Directive: Quote the entries word for word. Omit the pictures.

::: Record list

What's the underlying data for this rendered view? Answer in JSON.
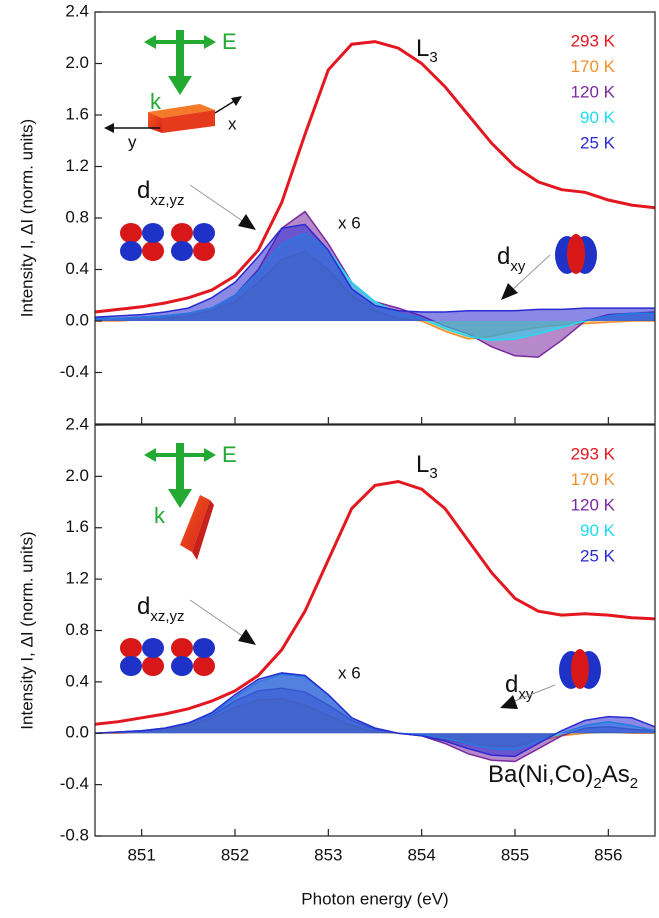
{
  "chart_data": [
    {
      "type": "area",
      "ylabel": "Intensity I,  ΔI (norm. units)",
      "x": [
        850.5,
        850.75,
        851,
        851.25,
        851.5,
        851.75,
        852,
        852.25,
        852.5,
        852.75,
        853,
        853.25,
        853.5,
        853.75,
        854,
        854.25,
        854.5,
        854.75,
        855,
        855.25,
        855.5,
        855.75,
        856,
        856.25,
        856.5
      ],
      "xlim": [
        850.5,
        856.5
      ],
      "xticks": [
        851,
        852,
        853,
        854,
        855,
        856
      ],
      "ylim": [
        -0.8,
        2.4
      ],
      "yticks": [
        -0.4,
        {
          "value": 0,
          "label": "0.0"
        },
        0.4,
        0.8,
        1.2,
        1.6,
        {
          "value": 2,
          "label": "2.0"
        },
        2.4
      ],
      "series": [
        {
          "name": "293 K",
          "color": "#e3171f",
          "style": "line",
          "values": [
            0.07,
            0.09,
            0.11,
            0.14,
            0.18,
            0.24,
            0.35,
            0.55,
            0.92,
            1.45,
            1.95,
            2.15,
            2.17,
            2.12,
            2.0,
            1.82,
            1.6,
            1.38,
            1.2,
            1.08,
            1.02,
            1.0,
            0.94,
            0.9,
            0.88
          ]
        },
        {
          "name": "170 K",
          "color": "#f0902a",
          "style": "area",
          "values": [
            0.0,
            0.0,
            0.01,
            0.02,
            0.04,
            0.08,
            0.15,
            0.3,
            0.48,
            0.54,
            0.4,
            0.2,
            0.08,
            0.02,
            0.0,
            -0.08,
            -0.14,
            -0.12,
            -0.08,
            -0.05,
            -0.03,
            -0.02,
            -0.01,
            0.0,
            0.0
          ]
        },
        {
          "name": "120 K",
          "color": "#7a2a9e",
          "style": "area",
          "values": [
            0.02,
            0.02,
            0.03,
            0.04,
            0.06,
            0.1,
            0.2,
            0.4,
            0.72,
            0.85,
            0.6,
            0.3,
            0.15,
            0.1,
            0.04,
            -0.04,
            -0.1,
            -0.2,
            -0.27,
            -0.28,
            -0.15,
            0.0,
            0.05,
            0.06,
            0.07
          ]
        },
        {
          "name": "90 K",
          "color": "#1fdcf0",
          "style": "area",
          "values": [
            0.02,
            0.02,
            0.03,
            0.04,
            0.06,
            0.1,
            0.2,
            0.38,
            0.6,
            0.68,
            0.55,
            0.3,
            0.15,
            0.06,
            0.02,
            -0.06,
            -0.12,
            -0.15,
            -0.14,
            -0.1,
            -0.05,
            0.0,
            0.04,
            0.06,
            0.06
          ]
        },
        {
          "name": "25 K",
          "color": "#2a2ad2",
          "style": "area",
          "values": [
            0.03,
            0.04,
            0.05,
            0.07,
            0.1,
            0.18,
            0.3,
            0.5,
            0.72,
            0.75,
            0.55,
            0.25,
            0.12,
            0.08,
            0.07,
            0.07,
            0.08,
            0.08,
            0.08,
            0.09,
            0.09,
            0.1,
            0.1,
            0.1,
            0.1
          ]
        }
      ],
      "annotations": {
        "edge": "L",
        "edge_sub": "3",
        "scale": "x 6",
        "orbital_a": "d",
        "orbital_a_sub": "xz,yz",
        "orbital_b": "d",
        "orbital_b_sub": "xy",
        "field": "E",
        "wavevector": "k",
        "axis_x": "x",
        "axis_y": "y"
      }
    },
    {
      "type": "area",
      "ylabel": "Intensity I,  ΔI (norm. units)",
      "xlabel": "Photon energy (eV)",
      "x": [
        850.5,
        850.75,
        851,
        851.25,
        851.5,
        851.75,
        852,
        852.25,
        852.5,
        852.75,
        853,
        853.25,
        853.5,
        853.75,
        854,
        854.25,
        854.5,
        854.75,
        855,
        855.25,
        855.5,
        855.75,
        856,
        856.25,
        856.5
      ],
      "xlim": [
        850.5,
        856.5
      ],
      "xticks": [
        851,
        852,
        853,
        854,
        855,
        856
      ],
      "ylim": [
        -0.8,
        2.4
      ],
      "yticks": [
        -0.8,
        -0.4,
        {
          "value": 0,
          "label": "0.0"
        },
        0.4,
        0.8,
        1.2,
        1.6,
        {
          "value": 2,
          "label": "2.0"
        },
        2.4
      ],
      "series": [
        {
          "name": "293 K",
          "color": "#e3171f",
          "style": "line",
          "values": [
            0.07,
            0.09,
            0.12,
            0.15,
            0.19,
            0.25,
            0.33,
            0.45,
            0.65,
            0.95,
            1.35,
            1.75,
            1.93,
            1.96,
            1.9,
            1.75,
            1.5,
            1.25,
            1.05,
            0.95,
            0.92,
            0.93,
            0.92,
            0.9,
            0.89
          ]
        },
        {
          "name": "170 K",
          "color": "#f0902a",
          "style": "area",
          "values": [
            0.0,
            0.0,
            0.01,
            0.03,
            0.06,
            0.12,
            0.2,
            0.26,
            0.27,
            0.22,
            0.14,
            0.06,
            0.01,
            0.0,
            -0.02,
            -0.05,
            -0.08,
            -0.1,
            -0.1,
            -0.06,
            -0.02,
            0.0,
            0.01,
            0.0,
            0.0
          ]
        },
        {
          "name": "120 K",
          "color": "#7a2a9e",
          "style": "area",
          "values": [
            0.0,
            0.01,
            0.02,
            0.04,
            0.08,
            0.14,
            0.25,
            0.33,
            0.35,
            0.32,
            0.22,
            0.1,
            0.03,
            0.0,
            -0.02,
            -0.08,
            -0.16,
            -0.21,
            -0.22,
            -0.12,
            -0.02,
            0.04,
            0.05,
            0.03,
            0.02
          ]
        },
        {
          "name": "90 K",
          "color": "#1fdcf0",
          "style": "area",
          "values": [
            0.0,
            0.01,
            0.02,
            0.04,
            0.08,
            0.15,
            0.28,
            0.4,
            0.46,
            0.44,
            0.3,
            0.12,
            0.04,
            0.0,
            -0.01,
            -0.04,
            -0.08,
            -0.12,
            -0.13,
            -0.06,
            0.0,
            0.06,
            0.09,
            0.06,
            0.02
          ]
        },
        {
          "name": "25 K",
          "color": "#2a2ad2",
          "style": "area",
          "values": [
            0.0,
            0.01,
            0.02,
            0.04,
            0.08,
            0.16,
            0.3,
            0.42,
            0.47,
            0.45,
            0.3,
            0.12,
            0.04,
            0.0,
            -0.02,
            -0.06,
            -0.12,
            -0.17,
            -0.18,
            -0.08,
            0.02,
            0.1,
            0.13,
            0.12,
            0.05
          ]
        }
      ],
      "annotations": {
        "edge": "L",
        "edge_sub": "3",
        "scale": "x 6",
        "orbital_a": "d",
        "orbital_a_sub": "xz,yz",
        "orbital_b": "d",
        "orbital_b_sub": "xy",
        "field": "E",
        "wavevector": "k",
        "sample": "Ba(Ni,Co)",
        "sample_sub1": "2",
        "sample_mid": "As",
        "sample_sub2": "2"
      }
    }
  ]
}
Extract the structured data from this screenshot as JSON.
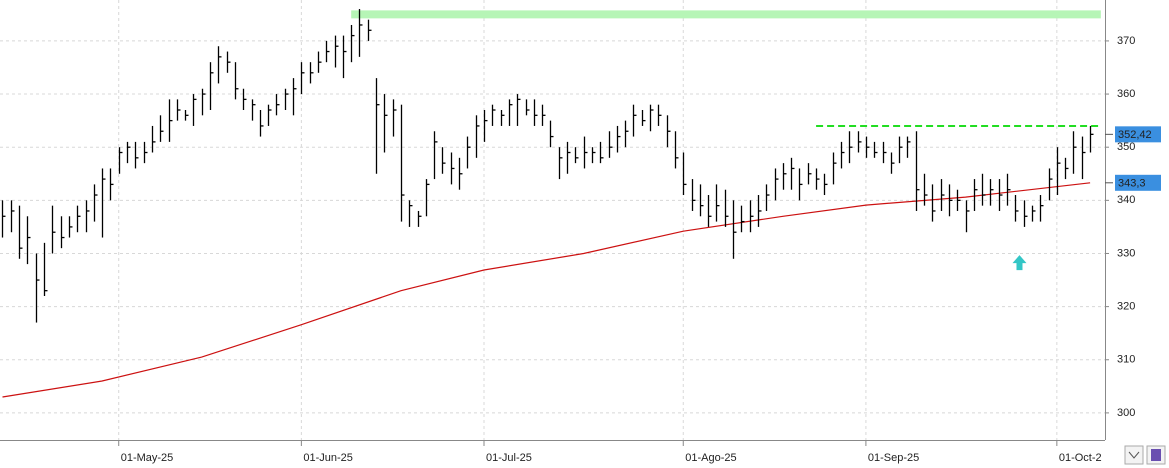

::::::

Completed task:
What's the underlying data for this rendered view? Answer in JSON.
{
  "chart_data": [
    {
      "type": "area",
      "ylabel": "Intensity I,  ΔI (norm. units)",
      "x": [
        850.5,
        850.75,
        851,
        851.25,
        851.5,
        851.75,
        852,
        852.25,
        852.5,
        852.75,
        853,
        853.25,
        853.5,
        853.75,
        854,
        854.25,
        854.5,
        854.75,
        855,
        855.25,
        855.5,
        855.75,
        856,
        856.25,
        856.5
      ],
      "xlim": [
        850.5,
        856.5
      ],
      "xticks": [
        851,
        852,
        853,
        854,
        855,
        856
      ],
      "ylim": [
        -0.8,
        2.4
      ],
      "yticks": [
        -0.4,
        {
          "value": 0,
          "label": "0.0"
        },
        0.4,
        0.8,
        1.2,
        1.6,
        {
          "value": 2,
          "label": "2.0"
        },
        2.4
      ],
      "series": [
        {
          "name": "293 K",
          "color": "#e3171f",
          "style": "line",
          "values": [
            0.07,
            0.09,
            0.11,
            0.14,
            0.18,
            0.24,
            0.35,
            0.55,
            0.92,
            1.45,
            1.95,
            2.15,
            2.17,
            2.12,
            2.0,
            1.82,
            1.6,
            1.38,
            1.2,
            1.08,
            1.02,
            1.0,
            0.94,
            0.9,
            0.88
          ]
        },
        {
          "name": "170 K",
          "color": "#f0902a",
          "style": "area",
          "values": [
            0.0,
            0.0,
            0.01,
            0.02,
            0.04,
            0.08,
            0.15,
            0.3,
            0.48,
            0.54,
            0.4,
            0.2,
            0.08,
            0.02,
            0.0,
            -0.08,
            -0.14,
            -0.12,
            -0.08,
            -0.05,
            -0.03,
            -0.02,
            -0.01,
            0.0,
            0.0
          ]
        },
        {
          "name": "120 K",
          "color": "#7a2a9e",
          "style": "area",
          "values": [
            0.02,
            0.02,
            0.03,
            0.04,
            0.06,
            0.1,
            0.2,
            0.4,
            0.72,
            0.85,
            0.6,
            0.3,
            0.15,
            0.1,
            0.04,
            -0.04,
            -0.1,
            -0.2,
            -0.27,
            -0.28,
            -0.15,
            0.0,
            0.05,
            0.06,
            0.07
          ]
        },
        {
          "name": "90 K",
          "color": "#1fdcf0",
          "style": "area",
          "values": [
            0.02,
            0.02,
            0.03,
            0.04,
            0.06,
            0.1,
            0.2,
            0.38,
            0.6,
            0.68,
            0.55,
            0.3,
            0.15,
            0.06,
            0.02,
            -0.06,
            -0.12,
            -0.15,
            -0.14,
            -0.1,
            -0.05,
            0.0,
            0.04,
            0.06,
            0.06
          ]
        },
        {
          "name": "25 K",
          "color": "#2a2ad2",
          "style": "area",
          "values": [
            0.03,
            0.04,
            0.05,
            0.07,
            0.1,
            0.18,
            0.3,
            0.5,
            0.72,
            0.75,
            0.55,
            0.25,
            0.12,
            0.08,
            0.07,
            0.07,
            0.08,
            0.08,
            0.08,
            0.09,
            0.09,
            0.1,
            0.1,
            0.1,
            0.1
          ]
        }
      ],
      "annotations": {
        "edge": "L",
        "edge_sub": "3",
        "scale": "x 6",
        "orbital_a": "d",
        "orbital_a_sub": "xz,yz",
        "orbital_b": "d",
        "orbital_b_sub": "xy",
        "field": "E",
        "wavevector": "k",
        "axis_x": "x",
        "axis_y": "y"
      }
    },
    {
      "type": "area",
      "ylabel": "Intensity I,  ΔI (norm. units)",
      "xlabel": "Photon energy (eV)",
      "x": [
        850.5,
        850.75,
        851,
        851.25,
        851.5,
        851.75,
        852,
        852.25,
        852.5,
        852.75,
        853,
        853.25,
        853.5,
        853.75,
        854,
        854.25,
        854.5,
        854.75,
        855,
        855.25,
        855.5,
        855.75,
        856,
        856.25,
        856.5
      ],
      "xlim": [
        850.5,
        856.5
      ],
      "xticks": [
        851,
        852,
        853,
        854,
        855,
        856
      ],
      "ylim": [
        -0.8,
        2.4
      ],
      "yticks": [
        -0.8,
        -0.4,
        {
          "value": 0,
          "label": "0.0"
        },
        0.4,
        0.8,
        1.2,
        1.6,
        {
          "value": 2,
          "label": "2.0"
        },
        2.4
      ],
      "series": [
        {
          "name": "293 K",
          "color": "#e3171f",
          "style": "line",
          "values": [
            0.07,
            0.09,
            0.12,
            0.15,
            0.19,
            0.25,
            0.33,
            0.45,
            0.65,
            0.95,
            1.35,
            1.75,
            1.93,
            1.96,
            1.9,
            1.75,
            1.5,
            1.25,
            1.05,
            0.95,
            0.92,
            0.93,
            0.92,
            0.9,
            0.89
          ]
        },
        {
          "name": "170 K",
          "color": "#f0902a",
          "style": "area",
          "values": [
            0.0,
            0.0,
            0.01,
            0.03,
            0.06,
            0.12,
            0.2,
            0.26,
            0.27,
            0.22,
            0.14,
            0.06,
            0.01,
            0.0,
            -0.02,
            -0.05,
            -0.08,
            -0.1,
            -0.1,
            -0.06,
            -0.02,
            0.0,
            0.01,
            0.0,
            0.0
          ]
        },
        {
          "name": "120 K",
          "color": "#7a2a9e",
          "style": "area",
          "values": [
            0.0,
            0.01,
            0.02,
            0.04,
            0.08,
            0.14,
            0.25,
            0.33,
            0.35,
            0.32,
            0.22,
            0.1,
            0.03,
            0.0,
            -0.02,
            -0.08,
            -0.16,
            -0.21,
            -0.22,
            -0.12,
            -0.02,
            0.04,
            0.05,
            0.03,
            0.02
          ]
        },
        {
          "name": "90 K",
          "color": "#1fdcf0",
          "style": "area",
          "values": [
            0.0,
            0.01,
            0.02,
            0.04,
            0.08,
            0.15,
            0.28,
            0.4,
            0.46,
            0.44,
            0.3,
            0.12,
            0.04,
            0.0,
            -0.01,
            -0.04,
            -0.08,
            -0.12,
            -0.13,
            -0.06,
            0.0,
            0.06,
            0.09,
            0.06,
            0.02
          ]
        },
        {
          "name": "25 K",
          "color": "#2a2ad2",
          "style": "area",
          "values": [
            0.0,
            0.01,
            0.02,
            0.04,
            0.08,
            0.16,
            0.3,
            0.42,
            0.47,
            0.45,
            0.3,
            0.12,
            0.04,
            0.0,
            -0.02,
            -0.06,
            -0.12,
            -0.17,
            -0.18,
            -0.08,
            0.02,
            0.1,
            0.13,
            0.12,
            0.05
          ]
        }
      ],
      "annotations": {
        "edge": "L",
        "edge_sub": "3",
        "scale": "x 6",
        "orbital_a": "d",
        "orbital_a_sub": "xz,yz",
        "orbital_b": "d",
        "orbital_b_sub": "xy",
        "field": "E",
        "wavevector": "k",
        "sample": "Ba(Ni,Co)",
        "sample_sub1": "2",
        "sample_mid": "As",
        "sample_sub2": "2"
      }
    }
  ]
}
Extract the structured data from this screenshot as JSON.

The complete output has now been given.